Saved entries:
start
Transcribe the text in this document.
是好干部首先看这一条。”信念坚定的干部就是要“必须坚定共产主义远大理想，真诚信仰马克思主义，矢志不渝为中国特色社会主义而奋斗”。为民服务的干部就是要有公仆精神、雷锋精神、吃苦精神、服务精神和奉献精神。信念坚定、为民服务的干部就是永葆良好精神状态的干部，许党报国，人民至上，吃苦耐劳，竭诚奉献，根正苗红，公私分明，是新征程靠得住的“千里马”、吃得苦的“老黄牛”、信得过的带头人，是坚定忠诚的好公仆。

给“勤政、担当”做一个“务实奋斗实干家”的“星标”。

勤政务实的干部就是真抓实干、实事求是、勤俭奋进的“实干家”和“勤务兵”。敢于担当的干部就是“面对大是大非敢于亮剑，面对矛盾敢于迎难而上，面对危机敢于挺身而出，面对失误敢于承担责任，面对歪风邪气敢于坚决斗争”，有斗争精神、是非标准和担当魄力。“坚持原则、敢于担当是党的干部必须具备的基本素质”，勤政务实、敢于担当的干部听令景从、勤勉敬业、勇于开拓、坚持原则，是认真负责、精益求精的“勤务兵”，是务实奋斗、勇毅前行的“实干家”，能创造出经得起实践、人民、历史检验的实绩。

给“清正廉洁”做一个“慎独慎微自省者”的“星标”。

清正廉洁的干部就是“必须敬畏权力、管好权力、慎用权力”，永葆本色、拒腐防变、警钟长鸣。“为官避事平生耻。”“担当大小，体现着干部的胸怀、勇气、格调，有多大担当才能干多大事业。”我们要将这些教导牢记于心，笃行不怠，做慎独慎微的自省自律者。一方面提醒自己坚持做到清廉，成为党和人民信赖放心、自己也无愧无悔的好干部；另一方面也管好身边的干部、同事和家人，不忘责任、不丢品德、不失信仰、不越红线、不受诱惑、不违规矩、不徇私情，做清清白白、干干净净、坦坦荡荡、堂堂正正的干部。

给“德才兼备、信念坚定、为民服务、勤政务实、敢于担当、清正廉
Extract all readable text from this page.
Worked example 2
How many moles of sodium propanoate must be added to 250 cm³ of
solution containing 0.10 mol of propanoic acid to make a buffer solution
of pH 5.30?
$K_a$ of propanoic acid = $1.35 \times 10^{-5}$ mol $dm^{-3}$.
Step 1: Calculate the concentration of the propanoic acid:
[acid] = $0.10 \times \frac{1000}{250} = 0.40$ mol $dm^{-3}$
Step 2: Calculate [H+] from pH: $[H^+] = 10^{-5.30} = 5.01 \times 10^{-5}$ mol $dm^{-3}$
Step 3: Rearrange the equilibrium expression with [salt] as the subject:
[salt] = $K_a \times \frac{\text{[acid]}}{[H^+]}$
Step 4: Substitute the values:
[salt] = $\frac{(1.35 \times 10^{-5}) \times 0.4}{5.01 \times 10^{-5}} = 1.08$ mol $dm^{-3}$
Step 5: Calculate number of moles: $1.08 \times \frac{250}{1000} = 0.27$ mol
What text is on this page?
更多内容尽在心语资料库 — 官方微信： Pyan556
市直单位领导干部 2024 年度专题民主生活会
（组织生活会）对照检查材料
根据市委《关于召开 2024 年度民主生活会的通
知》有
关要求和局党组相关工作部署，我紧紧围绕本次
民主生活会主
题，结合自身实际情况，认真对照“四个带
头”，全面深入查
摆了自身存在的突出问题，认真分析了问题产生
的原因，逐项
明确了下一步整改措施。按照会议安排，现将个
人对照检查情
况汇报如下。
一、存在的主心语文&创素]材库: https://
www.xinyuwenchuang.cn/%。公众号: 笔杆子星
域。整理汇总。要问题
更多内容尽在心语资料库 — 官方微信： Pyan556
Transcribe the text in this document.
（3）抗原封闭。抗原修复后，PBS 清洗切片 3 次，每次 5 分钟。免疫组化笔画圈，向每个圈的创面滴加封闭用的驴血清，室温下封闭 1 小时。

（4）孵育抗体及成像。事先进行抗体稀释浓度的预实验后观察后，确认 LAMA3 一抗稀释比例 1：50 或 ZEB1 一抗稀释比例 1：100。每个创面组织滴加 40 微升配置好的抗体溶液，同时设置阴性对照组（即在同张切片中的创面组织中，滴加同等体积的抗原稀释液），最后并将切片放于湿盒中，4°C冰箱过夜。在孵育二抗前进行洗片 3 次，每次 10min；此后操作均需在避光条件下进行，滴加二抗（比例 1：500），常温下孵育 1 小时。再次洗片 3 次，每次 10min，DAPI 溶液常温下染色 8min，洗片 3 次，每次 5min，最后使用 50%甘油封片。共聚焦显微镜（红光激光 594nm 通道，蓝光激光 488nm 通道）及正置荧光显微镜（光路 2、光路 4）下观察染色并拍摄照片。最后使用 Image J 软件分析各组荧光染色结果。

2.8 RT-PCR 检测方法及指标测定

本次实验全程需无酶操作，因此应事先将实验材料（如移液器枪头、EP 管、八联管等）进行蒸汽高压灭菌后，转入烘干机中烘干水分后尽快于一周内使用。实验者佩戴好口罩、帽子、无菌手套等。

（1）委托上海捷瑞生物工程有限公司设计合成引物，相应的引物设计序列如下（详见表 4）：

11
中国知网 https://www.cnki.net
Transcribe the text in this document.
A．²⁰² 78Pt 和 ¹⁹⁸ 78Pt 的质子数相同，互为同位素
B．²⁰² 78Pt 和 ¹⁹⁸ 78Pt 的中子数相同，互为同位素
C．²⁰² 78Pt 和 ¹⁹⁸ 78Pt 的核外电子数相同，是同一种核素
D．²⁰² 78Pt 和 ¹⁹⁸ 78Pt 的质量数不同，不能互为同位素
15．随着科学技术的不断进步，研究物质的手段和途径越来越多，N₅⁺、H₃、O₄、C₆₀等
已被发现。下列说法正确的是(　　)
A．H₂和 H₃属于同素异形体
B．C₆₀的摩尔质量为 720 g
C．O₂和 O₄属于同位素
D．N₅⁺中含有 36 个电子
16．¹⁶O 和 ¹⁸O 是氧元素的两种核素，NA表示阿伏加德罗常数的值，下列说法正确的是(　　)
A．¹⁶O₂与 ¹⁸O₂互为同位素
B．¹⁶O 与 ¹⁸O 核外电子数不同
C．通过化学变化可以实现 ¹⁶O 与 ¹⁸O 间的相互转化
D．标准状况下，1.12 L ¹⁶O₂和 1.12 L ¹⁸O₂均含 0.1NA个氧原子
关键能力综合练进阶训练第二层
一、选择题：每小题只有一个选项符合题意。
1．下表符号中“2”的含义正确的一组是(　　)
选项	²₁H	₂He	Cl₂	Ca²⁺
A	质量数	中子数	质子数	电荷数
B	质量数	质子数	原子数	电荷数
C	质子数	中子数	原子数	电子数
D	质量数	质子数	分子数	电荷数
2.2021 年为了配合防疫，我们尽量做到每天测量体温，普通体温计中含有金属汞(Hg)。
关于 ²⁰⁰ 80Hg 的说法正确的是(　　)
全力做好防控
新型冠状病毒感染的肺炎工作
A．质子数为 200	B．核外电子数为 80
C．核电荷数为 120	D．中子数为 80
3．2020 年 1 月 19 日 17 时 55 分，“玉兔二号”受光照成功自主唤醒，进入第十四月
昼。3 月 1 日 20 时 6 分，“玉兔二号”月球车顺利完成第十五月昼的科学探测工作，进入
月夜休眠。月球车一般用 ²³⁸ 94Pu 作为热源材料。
end
Task to complete: Copy out the material above in its entirety. Every detail must match.

Exercise result:
Transcribe the text in this document.
是好干部首先看这一条。”信念坚定的干部就是要“必须坚定共产主义远大理想，真诚信仰马克思主义，矢志不渝为中国特色社会主义而奋斗”。为民服务的干部就是要有公仆精神、雷锋精神、吃苦精神、服务精神和奉献精神。信念坚定、为民服务的干部就是永葆良好精神状态的干部，许党报国，人民至上，吃苦耐劳，竭诚奉献，根正苗红，公私分明，是新征程靠得住的“千里马”、吃得苦的“老黄牛”、信得过的带头人，是坚定忠诚的好公仆。

给“勤政、担当”做一个“务实奋斗实干家”的“星标”。

勤政务实的干部就是真抓实干、实事求是、勤俭奋进的“实干家”和“勤务兵”。敢于担当的干部就是“面对大是大非敢于亮剑，面对矛盾敢于迎难而上，面对危机敢于挺身而出，面对失误敢于承担责任，面对歪风邪气敢于坚决斗争”，有斗争精神、是非标准和担当魄力。“坚持原则、敢于担当是党的干部必须具备的基本素质”，勤政务实、敢于担当的干部听令景从、勤勉敬业、勇于开拓、坚持原则，是认真负责、精益求精的“勤务兵”，是务实奋斗、勇毅前行的“实干家”，能创造出经得起实践、人民、历史检验的实绩。

给“清正廉洁”做一个“慎独慎微自省者”的“星标”。

清正廉洁的干部就是“必须敬畏权力、管好权力、慎用权力”，永葆本色、拒腐防变、警钟长鸣。“为官避事平生耻。”“担当大小，体现着干部的胸怀、勇气、格调，有多大担当才能干多大事业。”我们要将这些教导牢记于心，笃行不怠，做慎独慎微的自省自律者。一方面提醒自己坚持做到清廉，成为党和人民信赖放心、自己也无愧无悔的好干部；另一方面也管好身边的干部、同事和家人，不忘责任、不丢品德、不失信仰、不越红线、不受诱惑、不违规矩、不徇私情，做清清白白、干干净净、坦坦荡荡、堂堂正正的干部。

给“德才兼备、信念坚定、为民服务、勤政务实、敢于担当、清正廉
Extract all readable text from this page.
Worked example 2
How many moles of sodium propanoate must be added to 250 cm³ of
solution containing 0.10 mol of propanoic acid to make a buffer solution
of pH 5.30?
$K_a$ of propanoic acid = $1.35 \times 10^{-5}$ mol $dm^{-3}$.
Step 1: Calculate the concentration of the propanoic acid:
[acid] = $0.10 \times \frac{1000}{250} = 0.40$ mol $dm^{-3}$
Step 2: Calculate [H+] from pH: $[H^+] = 10^{-5.30} = 5.01 \times 10^{-5}$ mol $dm^{-3}$
Step 3: Rearrange the equilibrium expression with [salt] as the subject:
[salt] = $K_a \times \frac{\text{[acid]}}{[H^+]}$
Step 4: Substitute the values:
[salt] = $\frac{(1.35 \times 10^{-5}) \times 0.4}{5.01 \times 10^{-5}} = 1.08$ mol $dm^{-3}$
Step 5: Calculate number of moles: $1.08 \times \frac{250}{1000} = 0.27$ mol
What text is on this page?
更多内容尽在心语资料库 — 官方微信： Pyan556
市直单位领导干部 2024 年度专题民主生活会
（组织生活会）对照检查材料
根据市委《关于召开 2024 年度民主生活会的通
知》有
关要求和局党组相关工作部署，我紧紧围绕本次
民主生活会主
题，结合自身实际情况，认真对照“四个带
头”，全面深入查
摆了自身存在的突出问题，认真分析了问题产生
的原因，逐项
明确了下一步整改措施。按照会议安排，现将个
人对照检查情
况汇报如下。
一、存在的主心语文&创素]材库: https://
www.xinyuwenchuang.cn/%。公众号: 笔杆子星
域。整理汇总。要问题
更多内容尽在心语资料库 — 官方微信： Pyan556
Transcribe the text in this document.
（3）抗原封闭。抗原修复后，PBS 清洗切片 3 次，每次 5 分钟。免疫组化笔画圈，向每个圈的创面滴加封闭用的驴血清，室温下封闭 1 小时。

（4）孵育抗体及成像。事先进行抗体稀释浓度的预实验后观察后，确认 LAMA3 一抗稀释比例 1：50 或 ZEB1 一抗稀释比例 1：100。每个创面组织滴加 40 微升配置好的抗体溶液，同时设置阴性对照组（即在同张切片中的创面组织中，滴加同等体积的抗原稀释液），最后并将切片放于湿盒中，4°C冰箱过夜。在孵育二抗前进行洗片 3 次，每次 10min；此后操作均需在避光条件下进行，滴加二抗（比例 1：500），常温下孵育 1 小时。再次洗片 3 次，每次 10min，DAPI 溶液常温下染色 8min，洗片 3 次，每次 5min，最后使用 50%甘油封片。共聚焦显微镜（红光激光 594nm 通道，蓝光激光 488nm 通道）及正置荧光显微镜（光路 2、光路 4）下观察染色并拍摄照片。最后使用 Image J 软件分析各组荧光染色结果。

2.8 RT-PCR 检测方法及指标测定

本次实验全程需无酶操作，因此应事先将实验材料（如移液器枪头、EP 管、八联管等）进行蒸汽高压灭菌后，转入烘干机中烘干水分后尽快于一周内使用。实验者佩戴好口罩、帽子、无菌手套等。

（1）委托上海捷瑞生物工程有限公司设计合成引物，相应的引物设计序列如下（详见表 4）：

11
中国知网 https://www.cnki.net
Transcribe the text in this document.
A．²⁰² 78Pt 和 ¹⁹⁸ 78Pt 的质子数相同，互为同位素
B．²⁰² 78Pt 和 ¹⁹⁸ 78Pt 的中子数相同，互为同位素
C．²⁰² 78Pt 和 ¹⁹⁸ 78Pt 的核外电子数相同，是同一种核素
D．²⁰² 78Pt 和 ¹⁹⁸ 78Pt 的质量数不同，不能互为同位素
15．随着科学技术的不断进步，研究物质的手段和途径越来越多，N₅⁺、H₃、O₄、C₆₀等
已被发现。下列说法正确的是(　　)
A．H₂和 H₃属于同素异形体
B．C₆₀的摩尔质量为 720 g
C．O₂和 O₄属于同位素
D．N₅⁺中含有 36 个电子
16．¹⁶O 和 ¹⁸O 是氧元素的两种核素，NA表示阿伏加德罗常数的值，下列说法正确的是(　　)
A．¹⁶O₂与 ¹⁸O₂互为同位素
B．¹⁶O 与 ¹⁸O 核外电子数不同
C．通过化学变化可以实现 ¹⁶O 与 ¹⁸O 间的相互转化
D．标准状况下，1.12 L ¹⁶O₂和 1.12 L ¹⁸O₂均含 0.1NA个氧原子
关键能力综合练进阶训练第二层
一、选择题：每小题只有一个选项符合题意。
1．下表符号中“2”的含义正确的一组是(　　)
选项	²₁H	₂He	Cl₂	Ca²⁺
A	质量数	中子数	质子数	电荷数
B	质量数	质子数	原子数	电荷数
C	质子数	中子数	原子数	电子数
D	质量数	质子数	分子数	电荷数
2.2021 年为了配合防疫，我们尽量做到每天测量体温，普通体温计中含有金属汞(Hg)。
关于 ²⁰⁰ 80Hg 的说法正确的是(　　)
全力做好防控
新型冠状病毒感染的肺炎工作
A．质子数为 200	B．核外电子数为 80
C．核电荷数为 120	D．中子数为 80
3．2020 年 1 月 19 日 17 时 55 分，“玉兔二号”受光照成功自主唤醒，进入第十四月
昼。3 月 1 日 20 时 6 分，“玉兔二号”月球车顺利完成第十五月昼的科学探测工作，进入
月夜休眠。月球车一般用 ²³⁸ 94Pu 作为热源材料。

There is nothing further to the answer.